- _ROWS_
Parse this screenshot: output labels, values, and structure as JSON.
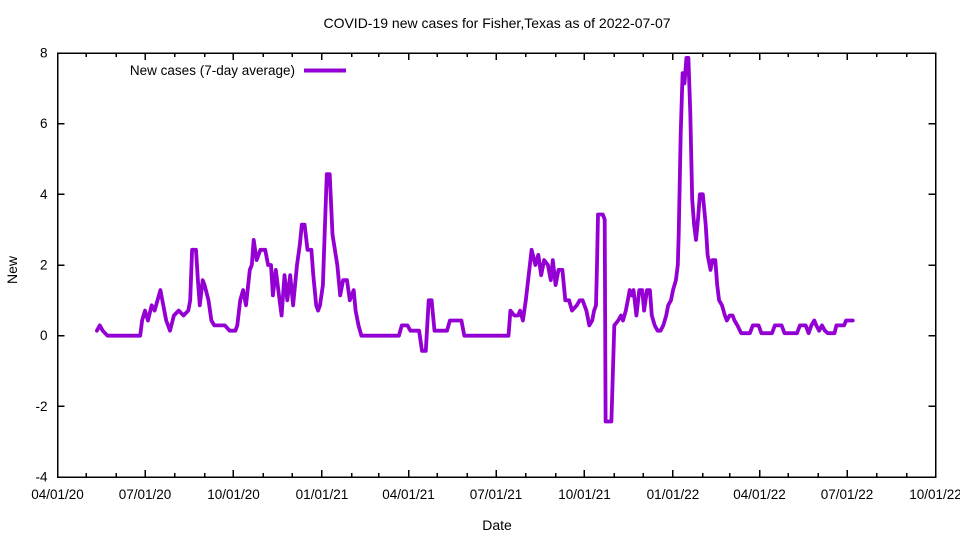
{
  "chart_data": {
    "type": "line",
    "title": "COVID-19 new cases for Fisher,Texas as of 2022-07-07",
    "xlabel": "Date",
    "ylabel": "New",
    "grid": false,
    "legend_position": "top-left-inside",
    "legend": {
      "label": "New cases (7-day average)"
    },
    "line_color": "#9400d3",
    "axis_color": "#000000",
    "ylim": [
      -4,
      8
    ],
    "yticks": [
      -4,
      -2,
      0,
      2,
      4,
      6,
      8
    ],
    "x_axis": {
      "range_days": [
        0,
        913
      ],
      "tick_labels": [
        "04/01/20",
        "07/01/20",
        "10/01/20",
        "01/01/21",
        "04/01/21",
        "07/01/21",
        "10/01/21",
        "01/01/22",
        "04/01/22",
        "07/01/22",
        "10/01/22"
      ],
      "tick_days": [
        0,
        91,
        183,
        275,
        365,
        456,
        548,
        640,
        730,
        821,
        913
      ],
      "minor_tick_days": [
        30,
        61,
        122,
        153,
        214,
        244,
        306,
        334,
        395,
        426,
        487,
        518,
        579,
        609,
        671,
        699,
        760,
        791,
        852,
        883
      ]
    },
    "series": [
      {
        "name": "New cases (7-day average)",
        "color": "#9400d3",
        "x_unit": "days since 04/01/20",
        "last_date": "2022-07-07",
        "points_day_value": [
          [
            41,
            0.14
          ],
          [
            44,
            0.29
          ],
          [
            47,
            0.14
          ],
          [
            52,
            0
          ],
          [
            86,
            0
          ],
          [
            88,
            0.43
          ],
          [
            91,
            0.71
          ],
          [
            94,
            0.43
          ],
          [
            98,
            0.86
          ],
          [
            101,
            0.71
          ],
          [
            104,
            1
          ],
          [
            107,
            1.29
          ],
          [
            110,
            0.86
          ],
          [
            113,
            0.43
          ],
          [
            117,
            0.14
          ],
          [
            121,
            0.57
          ],
          [
            126,
            0.71
          ],
          [
            131,
            0.57
          ],
          [
            136,
            0.71
          ],
          [
            138,
            1
          ],
          [
            140,
            2.43
          ],
          [
            144,
            2.43
          ],
          [
            146,
            1.57
          ],
          [
            148,
            0.86
          ],
          [
            151,
            1.57
          ],
          [
            153,
            1.43
          ],
          [
            157,
            1
          ],
          [
            160,
            0.43
          ],
          [
            163,
            0.29
          ],
          [
            174,
            0.29
          ],
          [
            179,
            0.14
          ],
          [
            185,
            0.14
          ],
          [
            187,
            0.29
          ],
          [
            190,
            1
          ],
          [
            193,
            1.29
          ],
          [
            196,
            0.86
          ],
          [
            200,
            1.86
          ],
          [
            202,
            2
          ],
          [
            204,
            2.71
          ],
          [
            207,
            2.14
          ],
          [
            211,
            2.43
          ],
          [
            216,
            2.43
          ],
          [
            219,
            2
          ],
          [
            222,
            2
          ],
          [
            224,
            1.14
          ],
          [
            227,
            1.86
          ],
          [
            231,
            1
          ],
          [
            233,
            0.57
          ],
          [
            236,
            1.71
          ],
          [
            239,
            1
          ],
          [
            242,
            1.71
          ],
          [
            245,
            0.86
          ],
          [
            249,
            2
          ],
          [
            252,
            2.57
          ],
          [
            254,
            3.14
          ],
          [
            257,
            3.14
          ],
          [
            260,
            2.43
          ],
          [
            264,
            2.43
          ],
          [
            266,
            1.71
          ],
          [
            269,
            0.86
          ],
          [
            271,
            0.71
          ],
          [
            273,
            0.86
          ],
          [
            276,
            1.43
          ],
          [
            278,
            3
          ],
          [
            280,
            4.57
          ],
          [
            283,
            4.57
          ],
          [
            286,
            2.86
          ],
          [
            291,
            2
          ],
          [
            294,
            1.14
          ],
          [
            297,
            1.57
          ],
          [
            301,
            1.57
          ],
          [
            304,
            1
          ],
          [
            308,
            1.29
          ],
          [
            310,
            0.71
          ],
          [
            313,
            0.29
          ],
          [
            316,
            0
          ],
          [
            355,
            0
          ],
          [
            358,
            0.29
          ],
          [
            364,
            0.29
          ],
          [
            367,
            0.14
          ],
          [
            376,
            0.14
          ],
          [
            379,
            -0.43
          ],
          [
            383,
            -0.43
          ],
          [
            386,
            1
          ],
          [
            389,
            1
          ],
          [
            392,
            0.14
          ],
          [
            405,
            0.14
          ],
          [
            408,
            0.43
          ],
          [
            420,
            0.43
          ],
          [
            423,
            0
          ],
          [
            469,
            0
          ],
          [
            471,
            0.71
          ],
          [
            475,
            0.57
          ],
          [
            479,
            0.57
          ],
          [
            481,
            0.71
          ],
          [
            484,
            0.43
          ],
          [
            487,
            1
          ],
          [
            490,
            1.71
          ],
          [
            493,
            2.43
          ],
          [
            497,
            2
          ],
          [
            500,
            2.29
          ],
          [
            503,
            1.71
          ],
          [
            506,
            2.14
          ],
          [
            510,
            2
          ],
          [
            513,
            1.57
          ],
          [
            515,
            2.14
          ],
          [
            518,
            1.43
          ],
          [
            521,
            1.86
          ],
          [
            525,
            1.86
          ],
          [
            528,
            1
          ],
          [
            532,
            1
          ],
          [
            535,
            0.71
          ],
          [
            540,
            0.86
          ],
          [
            543,
            1
          ],
          [
            546,
            1
          ],
          [
            550,
            0.71
          ],
          [
            553,
            0.29
          ],
          [
            556,
            0.43
          ],
          [
            558,
            0.71
          ],
          [
            560,
            0.86
          ],
          [
            561,
            2
          ],
          [
            562,
            3.43
          ],
          [
            567,
            3.43
          ],
          [
            569,
            3.29
          ],
          [
            570,
            -2.43
          ],
          [
            576,
            -2.43
          ],
          [
            579,
            0.29
          ],
          [
            583,
            0.43
          ],
          [
            586,
            0.57
          ],
          [
            588,
            0.43
          ],
          [
            591,
            0.71
          ],
          [
            593,
            1
          ],
          [
            595,
            1.29
          ],
          [
            597,
            1.14
          ],
          [
            599,
            1.29
          ],
          [
            602,
            0.57
          ],
          [
            605,
            1.29
          ],
          [
            608,
            1.29
          ],
          [
            610,
            0.71
          ],
          [
            613,
            1.29
          ],
          [
            616,
            1.29
          ],
          [
            618,
            0.57
          ],
          [
            621,
            0.29
          ],
          [
            624,
            0.14
          ],
          [
            627,
            0.14
          ],
          [
            630,
            0.29
          ],
          [
            633,
            0.57
          ],
          [
            635,
            0.86
          ],
          [
            638,
            1
          ],
          [
            640,
            1.29
          ],
          [
            643,
            1.57
          ],
          [
            645,
            2
          ],
          [
            646,
            2.86
          ],
          [
            648,
            5.71
          ],
          [
            650,
            7.43
          ],
          [
            652,
            7.14
          ],
          [
            654,
            7.86
          ],
          [
            656,
            7.86
          ],
          [
            658,
            6.29
          ],
          [
            660,
            3.86
          ],
          [
            662,
            3.14
          ],
          [
            664,
            2.71
          ],
          [
            666,
            3.29
          ],
          [
            668,
            4
          ],
          [
            671,
            4
          ],
          [
            674,
            3.14
          ],
          [
            676,
            2.29
          ],
          [
            679,
            1.86
          ],
          [
            681,
            2.14
          ],
          [
            684,
            2.14
          ],
          [
            686,
            1.43
          ],
          [
            688,
            1
          ],
          [
            691,
            0.86
          ],
          [
            694,
            0.57
          ],
          [
            696,
            0.43
          ],
          [
            699,
            0.57
          ],
          [
            702,
            0.57
          ],
          [
            704,
            0.43
          ],
          [
            707,
            0.29
          ],
          [
            711,
            0.07
          ],
          [
            716,
            0.07
          ],
          [
            720,
            0.07
          ],
          [
            723,
            0.29
          ],
          [
            729,
            0.29
          ],
          [
            732,
            0.07
          ],
          [
            743,
            0.07
          ],
          [
            746,
            0.29
          ],
          [
            753,
            0.29
          ],
          [
            756,
            0.07
          ],
          [
            769,
            0.07
          ],
          [
            772,
            0.29
          ],
          [
            778,
            0.29
          ],
          [
            781,
            0.07
          ],
          [
            784,
            0.29
          ],
          [
            787,
            0.43
          ],
          [
            789,
            0.29
          ],
          [
            792,
            0.14
          ],
          [
            795,
            0.29
          ],
          [
            798,
            0.14
          ],
          [
            801,
            0.07
          ],
          [
            808,
            0.07
          ],
          [
            810,
            0.29
          ],
          [
            818,
            0.29
          ],
          [
            820,
            0.43
          ],
          [
            827,
            0.43
          ]
        ]
      }
    ]
  }
}
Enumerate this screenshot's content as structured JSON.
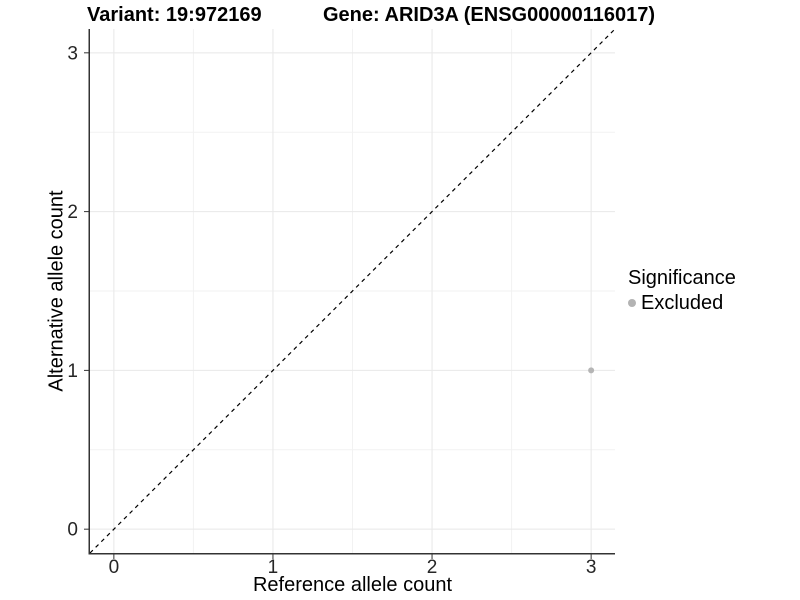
{
  "chart_data": {
    "type": "scatter",
    "title_left": "Variant: 19:972169",
    "title_right": "Gene: ARID3A (ENSG00000116017)",
    "xlabel": "Reference allele count",
    "ylabel": "Alternative allele count",
    "x_ticks": [
      0,
      1,
      2,
      3
    ],
    "y_ticks": [
      0,
      1,
      2,
      3
    ],
    "xlim": [
      -0.15,
      3.15
    ],
    "ylim": [
      -0.15,
      3.15
    ],
    "grid": "major+minor",
    "points": [
      {
        "x": 3,
        "y": 1,
        "significance": "Excluded"
      }
    ],
    "reference_line": {
      "type": "identity",
      "style": "dashed",
      "from": [
        -0.15,
        -0.15
      ],
      "to": [
        3.15,
        3.15
      ]
    },
    "legend": {
      "title": "Significance",
      "position": "right",
      "items": [
        {
          "label": "Excluded",
          "color": "#b5b5b5"
        }
      ]
    },
    "colors": {
      "point": "#b5b5b5",
      "grid_major": "#e8e8e8",
      "grid_minor": "#f2f2f2",
      "axis_line": "#333333",
      "tick_label": "#262626",
      "dashed_line": "#000000",
      "background": "#ffffff"
    }
  }
}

- _INSTRUCTIONS TO FOLLOW_
Filter the listing above for the string "Excluded" and copy every matching line.

- _IN RESPONSE_
        "significance": "Excluded"
          "label": "Excluded",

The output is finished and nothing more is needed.